-------- INFORMATION SUPPLIED --------

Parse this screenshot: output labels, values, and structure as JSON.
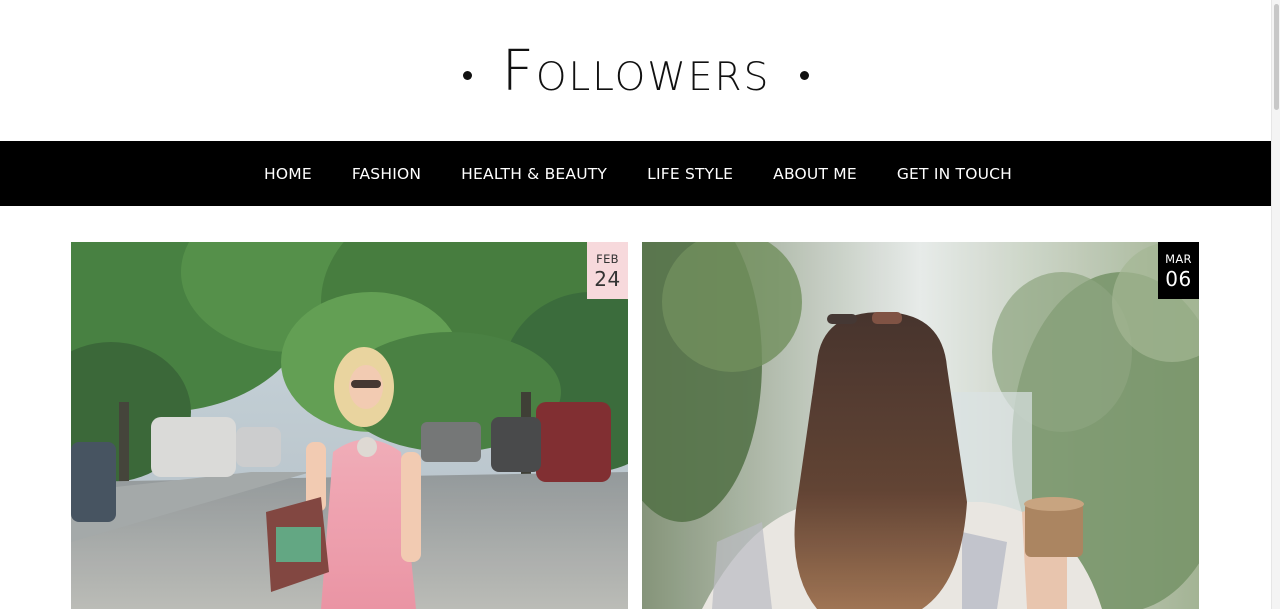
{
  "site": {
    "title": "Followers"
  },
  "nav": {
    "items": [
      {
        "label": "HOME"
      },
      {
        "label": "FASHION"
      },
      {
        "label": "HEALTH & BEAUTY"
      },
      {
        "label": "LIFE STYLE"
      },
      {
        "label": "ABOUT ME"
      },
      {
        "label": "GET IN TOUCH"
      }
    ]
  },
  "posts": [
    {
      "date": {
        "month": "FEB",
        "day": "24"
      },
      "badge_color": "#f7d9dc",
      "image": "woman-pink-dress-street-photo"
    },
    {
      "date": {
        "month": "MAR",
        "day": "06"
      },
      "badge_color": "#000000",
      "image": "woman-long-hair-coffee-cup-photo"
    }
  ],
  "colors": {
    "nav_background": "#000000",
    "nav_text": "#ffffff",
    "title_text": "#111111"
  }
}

--------
-------- INFORMATION SUPPLIED --------

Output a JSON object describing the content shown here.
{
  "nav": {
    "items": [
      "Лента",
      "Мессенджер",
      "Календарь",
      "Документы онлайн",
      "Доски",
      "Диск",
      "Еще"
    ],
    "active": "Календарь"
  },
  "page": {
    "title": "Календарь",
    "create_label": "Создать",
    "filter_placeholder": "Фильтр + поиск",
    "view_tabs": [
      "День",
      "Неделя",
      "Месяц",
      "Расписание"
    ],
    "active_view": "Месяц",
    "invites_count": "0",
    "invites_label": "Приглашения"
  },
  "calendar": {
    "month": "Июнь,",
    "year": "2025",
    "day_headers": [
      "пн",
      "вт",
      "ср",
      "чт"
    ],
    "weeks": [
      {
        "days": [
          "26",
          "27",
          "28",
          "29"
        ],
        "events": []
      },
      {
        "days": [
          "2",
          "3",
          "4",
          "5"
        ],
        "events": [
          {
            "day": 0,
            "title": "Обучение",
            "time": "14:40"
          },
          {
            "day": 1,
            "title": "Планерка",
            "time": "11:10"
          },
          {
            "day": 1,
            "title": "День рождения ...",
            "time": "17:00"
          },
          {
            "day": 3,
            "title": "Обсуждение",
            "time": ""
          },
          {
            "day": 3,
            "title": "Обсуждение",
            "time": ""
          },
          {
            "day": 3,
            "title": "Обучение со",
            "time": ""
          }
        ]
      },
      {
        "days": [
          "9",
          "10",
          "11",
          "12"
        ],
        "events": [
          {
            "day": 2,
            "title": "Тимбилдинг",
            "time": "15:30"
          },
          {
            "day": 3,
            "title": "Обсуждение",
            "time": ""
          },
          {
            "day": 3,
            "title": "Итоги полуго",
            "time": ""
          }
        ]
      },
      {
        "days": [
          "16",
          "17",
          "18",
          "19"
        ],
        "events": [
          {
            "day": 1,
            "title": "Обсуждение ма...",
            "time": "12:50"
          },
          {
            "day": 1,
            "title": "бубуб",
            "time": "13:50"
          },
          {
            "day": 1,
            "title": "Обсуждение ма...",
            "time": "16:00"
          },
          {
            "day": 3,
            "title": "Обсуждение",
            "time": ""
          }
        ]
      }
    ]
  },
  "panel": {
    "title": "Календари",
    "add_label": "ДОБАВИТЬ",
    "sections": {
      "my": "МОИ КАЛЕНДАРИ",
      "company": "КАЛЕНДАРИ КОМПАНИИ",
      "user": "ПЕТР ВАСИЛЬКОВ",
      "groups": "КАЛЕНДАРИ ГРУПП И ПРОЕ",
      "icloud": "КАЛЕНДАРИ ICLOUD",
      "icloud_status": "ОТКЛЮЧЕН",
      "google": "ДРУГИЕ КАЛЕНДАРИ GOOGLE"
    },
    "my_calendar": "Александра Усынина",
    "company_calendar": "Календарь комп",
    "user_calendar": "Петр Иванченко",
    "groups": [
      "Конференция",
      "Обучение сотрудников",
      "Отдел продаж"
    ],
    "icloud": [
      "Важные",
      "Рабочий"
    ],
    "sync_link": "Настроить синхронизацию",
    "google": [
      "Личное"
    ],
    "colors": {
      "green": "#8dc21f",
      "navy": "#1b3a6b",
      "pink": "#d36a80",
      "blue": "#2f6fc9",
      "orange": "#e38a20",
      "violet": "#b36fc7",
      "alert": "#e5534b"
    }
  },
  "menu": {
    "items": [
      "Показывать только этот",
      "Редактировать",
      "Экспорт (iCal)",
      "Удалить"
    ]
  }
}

--------

- _EXERCISE OBJECTIVE_
Scan the listing above and identify each line holding the string "woman"; copy every such line.

- _EXERCISE RESULT_
      "image": "woman-pink-dress-street-photo"
      "image": "woman-long-hair-coffee-cup-photo"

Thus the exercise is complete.